▶ _Datenzeilen_:
____________
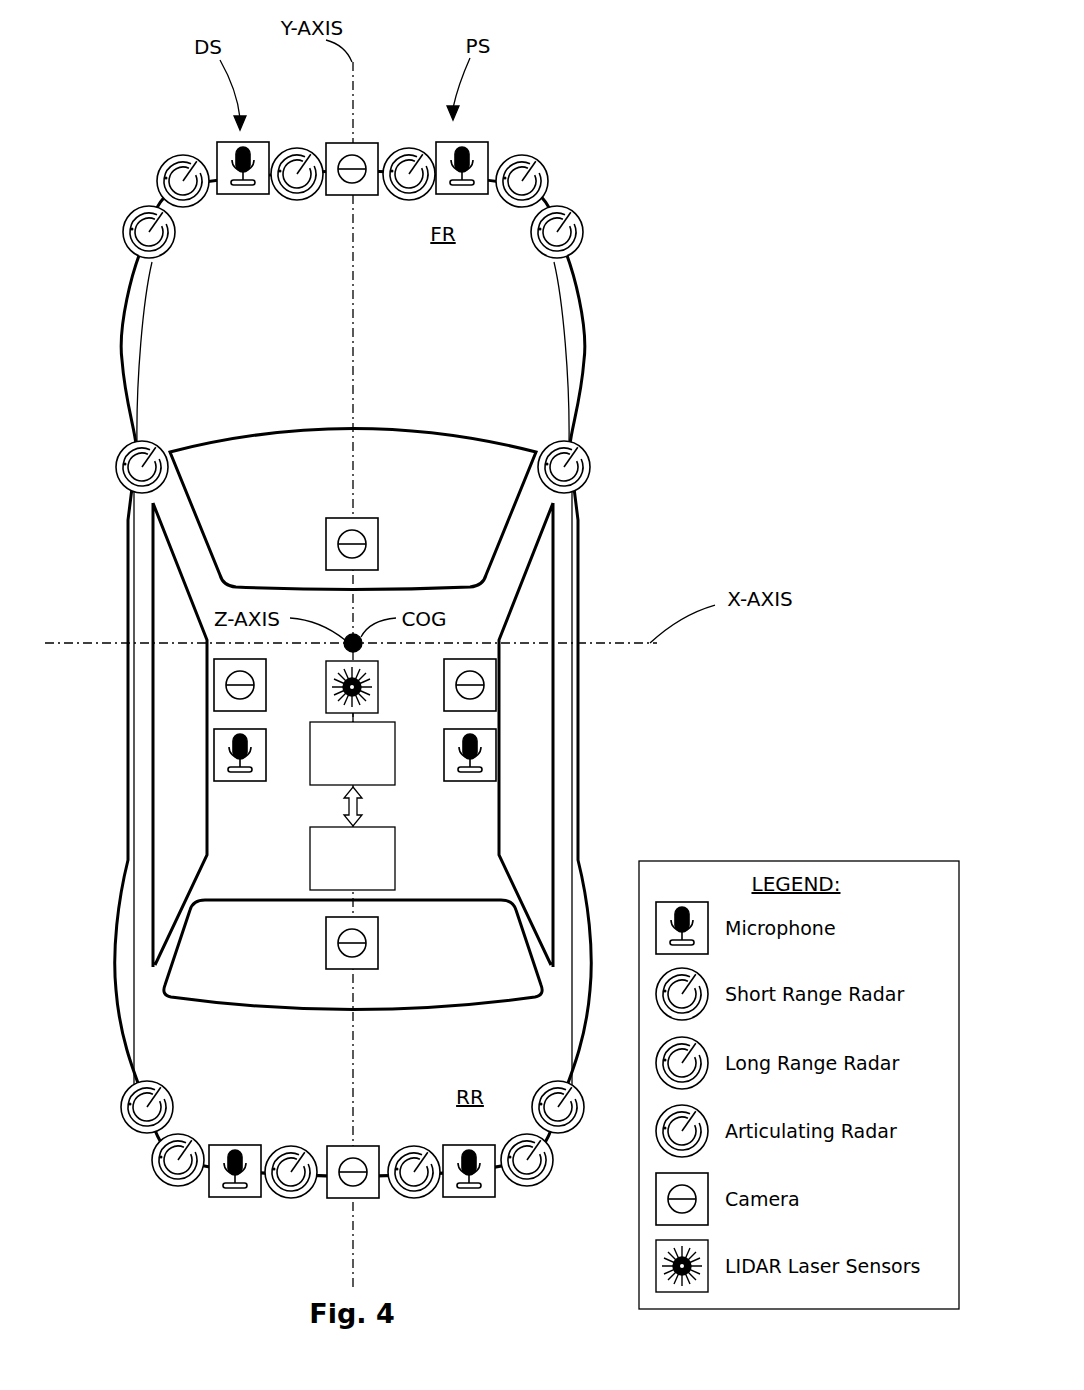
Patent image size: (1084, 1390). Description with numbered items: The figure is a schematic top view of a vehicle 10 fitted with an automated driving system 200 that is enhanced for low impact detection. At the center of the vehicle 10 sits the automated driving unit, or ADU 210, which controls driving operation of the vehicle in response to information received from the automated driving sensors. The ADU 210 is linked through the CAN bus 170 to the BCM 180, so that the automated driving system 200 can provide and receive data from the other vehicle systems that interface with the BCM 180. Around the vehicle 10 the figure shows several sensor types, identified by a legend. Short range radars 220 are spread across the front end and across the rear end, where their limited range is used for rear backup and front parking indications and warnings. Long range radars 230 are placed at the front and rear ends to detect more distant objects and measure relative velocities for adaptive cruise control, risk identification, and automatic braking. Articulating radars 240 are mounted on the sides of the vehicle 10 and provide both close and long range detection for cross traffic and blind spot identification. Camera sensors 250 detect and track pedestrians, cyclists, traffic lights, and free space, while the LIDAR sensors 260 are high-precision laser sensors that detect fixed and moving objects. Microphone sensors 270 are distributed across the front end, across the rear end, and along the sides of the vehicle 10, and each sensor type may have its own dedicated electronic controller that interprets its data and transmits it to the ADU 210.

The vehicle 10 is at (110, 150).
The CAN bus 170 is at (361, 810).
The BCM 180 is at (380, 840).
The automated driving system 200 is at (203, 125).
The automated driving unit (ADU) 210 is at (372, 742).
The short range radar sensors 220 is at (192, 208).
The long range radar sensors 230 is at (152, 260).
The articulating radar sensors 240 is at (120, 450).
The camera sensors 250 is at (368, 140).
The LIDAR sensors 260 is at (365, 678).
The microphone sensors 270 is at (263, 142).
____________
▶ _Ziel_:
Gib jede Zeile oben zurück, in der das Wort „LIDAR“ vorkommt. Achte dabei auf Groß- und Kleinschreibung.

▶ _Endergebnis_:
Patent image size: (1084, 1390). Description with numbered items: The figure is a schematic top view of a vehicle 10 fitted with an automated driving system 200 that is enhanced for low impact detection. At the center of the vehicle 10 sits the automated driving unit, or ADU 210, which controls driving operation of the vehicle in response to information received from the automated driving sensors. The ADU 210 is linked through the CAN bus 170 to the BCM 180, so that the automated driving system 200 can provide and receive data from the other vehicle systems that interface with the BCM 180. Around the vehicle 10 the figure shows several sensor types, identified by a legend. Short range radars 220 are spread across the front end and across the rear end, where their limited range is used for rear backup and front parking indications and warnings. Long range radars 230 are placed at the front and rear ends to detect more distant objects and measure relative velocities for adaptive cruise control, risk identification, and automatic braking. Articulating radars 240 are mounted on the sides of the vehicle 10 and provide both close and long range detection for cross traffic and blind spot identification. Camera sensors 250 detect and track pedestrians, cyclists, traffic lights, and free space, while the LIDAR sensors 260 are high-precision laser sensors that detect fixed and moving objects. Microphone sensors 270 are distributed across the front end, across the rear end, and along the sides of the vehicle 10, and each sensor type may have its own dedicated electronic controller that interprets its data and transmits it to the ADU 210.
The LIDAR sensors 260 is at (365, 678).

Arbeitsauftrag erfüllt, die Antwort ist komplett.